## TASK REQUIREMENTS:
Write the number of lines holding the word "อเพล", and nothing else.

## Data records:
-- START --

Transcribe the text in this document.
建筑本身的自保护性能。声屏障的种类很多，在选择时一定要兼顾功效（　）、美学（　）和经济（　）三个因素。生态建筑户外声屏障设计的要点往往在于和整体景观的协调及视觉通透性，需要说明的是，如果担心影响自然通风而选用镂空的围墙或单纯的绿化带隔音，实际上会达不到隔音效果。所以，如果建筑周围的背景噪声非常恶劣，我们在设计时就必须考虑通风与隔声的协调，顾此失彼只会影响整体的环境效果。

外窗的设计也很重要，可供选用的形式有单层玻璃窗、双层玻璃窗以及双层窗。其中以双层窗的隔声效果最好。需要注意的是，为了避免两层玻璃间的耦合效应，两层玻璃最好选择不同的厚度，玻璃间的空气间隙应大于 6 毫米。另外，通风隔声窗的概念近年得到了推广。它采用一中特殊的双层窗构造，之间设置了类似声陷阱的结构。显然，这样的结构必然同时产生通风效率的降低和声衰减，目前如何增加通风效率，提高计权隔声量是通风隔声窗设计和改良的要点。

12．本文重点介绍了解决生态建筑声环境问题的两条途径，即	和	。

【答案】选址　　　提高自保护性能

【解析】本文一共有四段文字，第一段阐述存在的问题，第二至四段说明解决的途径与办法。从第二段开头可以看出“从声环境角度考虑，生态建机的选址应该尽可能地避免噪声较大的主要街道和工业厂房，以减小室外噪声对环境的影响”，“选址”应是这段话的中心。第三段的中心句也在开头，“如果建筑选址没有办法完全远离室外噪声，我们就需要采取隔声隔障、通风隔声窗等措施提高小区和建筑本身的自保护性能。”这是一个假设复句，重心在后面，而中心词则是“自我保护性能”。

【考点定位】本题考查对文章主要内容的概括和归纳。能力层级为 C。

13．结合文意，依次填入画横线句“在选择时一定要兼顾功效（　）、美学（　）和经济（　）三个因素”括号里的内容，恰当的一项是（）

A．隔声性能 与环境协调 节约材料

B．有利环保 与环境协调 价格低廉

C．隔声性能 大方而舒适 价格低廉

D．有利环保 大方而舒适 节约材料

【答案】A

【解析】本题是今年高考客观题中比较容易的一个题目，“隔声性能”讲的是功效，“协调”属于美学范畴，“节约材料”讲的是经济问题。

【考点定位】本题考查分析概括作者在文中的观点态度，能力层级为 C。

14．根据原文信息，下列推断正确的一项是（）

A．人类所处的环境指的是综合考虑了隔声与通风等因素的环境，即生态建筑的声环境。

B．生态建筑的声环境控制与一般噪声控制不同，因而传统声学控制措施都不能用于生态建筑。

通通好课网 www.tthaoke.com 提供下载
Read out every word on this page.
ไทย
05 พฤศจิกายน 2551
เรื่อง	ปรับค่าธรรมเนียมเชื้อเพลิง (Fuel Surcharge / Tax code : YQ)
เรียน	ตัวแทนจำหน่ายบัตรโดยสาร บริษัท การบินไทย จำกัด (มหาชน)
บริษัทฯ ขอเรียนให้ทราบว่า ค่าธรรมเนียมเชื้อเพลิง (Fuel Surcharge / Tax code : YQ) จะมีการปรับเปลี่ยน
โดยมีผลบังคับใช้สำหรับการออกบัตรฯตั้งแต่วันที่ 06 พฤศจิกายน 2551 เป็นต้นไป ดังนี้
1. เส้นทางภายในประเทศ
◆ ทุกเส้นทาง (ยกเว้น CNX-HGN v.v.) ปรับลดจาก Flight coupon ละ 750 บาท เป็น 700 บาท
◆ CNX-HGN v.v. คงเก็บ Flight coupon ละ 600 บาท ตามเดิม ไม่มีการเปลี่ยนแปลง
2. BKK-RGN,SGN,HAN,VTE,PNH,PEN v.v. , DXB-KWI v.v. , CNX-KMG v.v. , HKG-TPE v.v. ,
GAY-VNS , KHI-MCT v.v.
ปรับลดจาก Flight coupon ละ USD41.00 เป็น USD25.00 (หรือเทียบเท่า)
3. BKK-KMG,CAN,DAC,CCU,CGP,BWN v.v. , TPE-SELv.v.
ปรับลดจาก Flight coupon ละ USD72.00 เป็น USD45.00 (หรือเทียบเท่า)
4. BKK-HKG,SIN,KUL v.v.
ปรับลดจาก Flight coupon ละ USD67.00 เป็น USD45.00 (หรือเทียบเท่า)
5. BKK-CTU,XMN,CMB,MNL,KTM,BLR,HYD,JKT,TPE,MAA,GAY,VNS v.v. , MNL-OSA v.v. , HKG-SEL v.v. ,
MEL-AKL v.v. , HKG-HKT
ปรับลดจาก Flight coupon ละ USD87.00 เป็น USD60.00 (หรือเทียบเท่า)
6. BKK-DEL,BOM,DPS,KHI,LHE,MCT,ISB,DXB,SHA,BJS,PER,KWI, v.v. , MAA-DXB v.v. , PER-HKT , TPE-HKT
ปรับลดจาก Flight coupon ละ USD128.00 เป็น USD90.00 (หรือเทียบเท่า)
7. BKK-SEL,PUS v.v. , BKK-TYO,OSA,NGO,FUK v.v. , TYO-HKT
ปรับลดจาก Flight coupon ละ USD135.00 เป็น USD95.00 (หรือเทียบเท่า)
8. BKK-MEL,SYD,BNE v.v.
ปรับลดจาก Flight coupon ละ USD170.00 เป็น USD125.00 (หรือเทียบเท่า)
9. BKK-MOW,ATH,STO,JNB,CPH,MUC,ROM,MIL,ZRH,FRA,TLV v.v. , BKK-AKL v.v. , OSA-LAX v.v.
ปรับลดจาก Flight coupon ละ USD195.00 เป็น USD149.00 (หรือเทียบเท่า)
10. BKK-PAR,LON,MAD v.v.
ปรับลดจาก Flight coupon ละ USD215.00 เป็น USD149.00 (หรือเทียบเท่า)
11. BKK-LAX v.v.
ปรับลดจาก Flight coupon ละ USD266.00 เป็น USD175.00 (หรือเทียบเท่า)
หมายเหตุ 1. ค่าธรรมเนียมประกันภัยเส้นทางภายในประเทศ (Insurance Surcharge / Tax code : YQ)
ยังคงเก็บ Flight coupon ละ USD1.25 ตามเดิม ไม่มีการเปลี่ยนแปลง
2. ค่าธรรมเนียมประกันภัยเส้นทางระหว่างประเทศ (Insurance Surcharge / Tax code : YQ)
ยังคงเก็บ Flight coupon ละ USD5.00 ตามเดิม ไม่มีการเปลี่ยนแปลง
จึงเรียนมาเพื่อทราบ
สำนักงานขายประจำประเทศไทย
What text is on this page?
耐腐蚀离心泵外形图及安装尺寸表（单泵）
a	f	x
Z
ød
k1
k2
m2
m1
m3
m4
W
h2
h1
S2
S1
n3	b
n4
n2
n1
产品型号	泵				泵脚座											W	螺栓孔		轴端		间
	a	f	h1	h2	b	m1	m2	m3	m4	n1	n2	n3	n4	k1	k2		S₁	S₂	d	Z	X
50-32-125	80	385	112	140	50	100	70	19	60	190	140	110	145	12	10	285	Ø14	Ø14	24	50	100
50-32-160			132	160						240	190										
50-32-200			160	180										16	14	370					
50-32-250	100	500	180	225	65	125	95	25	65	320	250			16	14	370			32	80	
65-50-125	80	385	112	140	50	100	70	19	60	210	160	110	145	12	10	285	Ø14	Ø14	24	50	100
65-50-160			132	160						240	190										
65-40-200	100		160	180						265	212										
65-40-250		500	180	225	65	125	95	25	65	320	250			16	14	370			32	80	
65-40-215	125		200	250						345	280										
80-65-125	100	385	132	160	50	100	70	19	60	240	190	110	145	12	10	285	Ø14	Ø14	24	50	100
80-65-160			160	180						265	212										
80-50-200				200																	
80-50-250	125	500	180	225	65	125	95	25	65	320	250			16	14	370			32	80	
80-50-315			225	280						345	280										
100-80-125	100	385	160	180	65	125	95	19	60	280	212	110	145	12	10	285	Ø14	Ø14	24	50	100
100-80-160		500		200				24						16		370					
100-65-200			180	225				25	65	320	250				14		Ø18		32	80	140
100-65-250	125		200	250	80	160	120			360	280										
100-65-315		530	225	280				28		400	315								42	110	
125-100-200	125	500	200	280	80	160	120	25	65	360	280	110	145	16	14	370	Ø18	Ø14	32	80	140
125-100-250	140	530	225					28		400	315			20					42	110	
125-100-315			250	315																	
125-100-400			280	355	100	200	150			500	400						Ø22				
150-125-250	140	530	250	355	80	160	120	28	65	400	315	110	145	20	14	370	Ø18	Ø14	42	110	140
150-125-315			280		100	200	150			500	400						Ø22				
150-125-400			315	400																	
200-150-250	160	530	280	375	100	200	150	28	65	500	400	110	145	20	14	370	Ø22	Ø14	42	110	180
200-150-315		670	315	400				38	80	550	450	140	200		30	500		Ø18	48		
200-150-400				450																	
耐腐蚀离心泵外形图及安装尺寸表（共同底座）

-- END --

## CORRECT OUTPUT:
2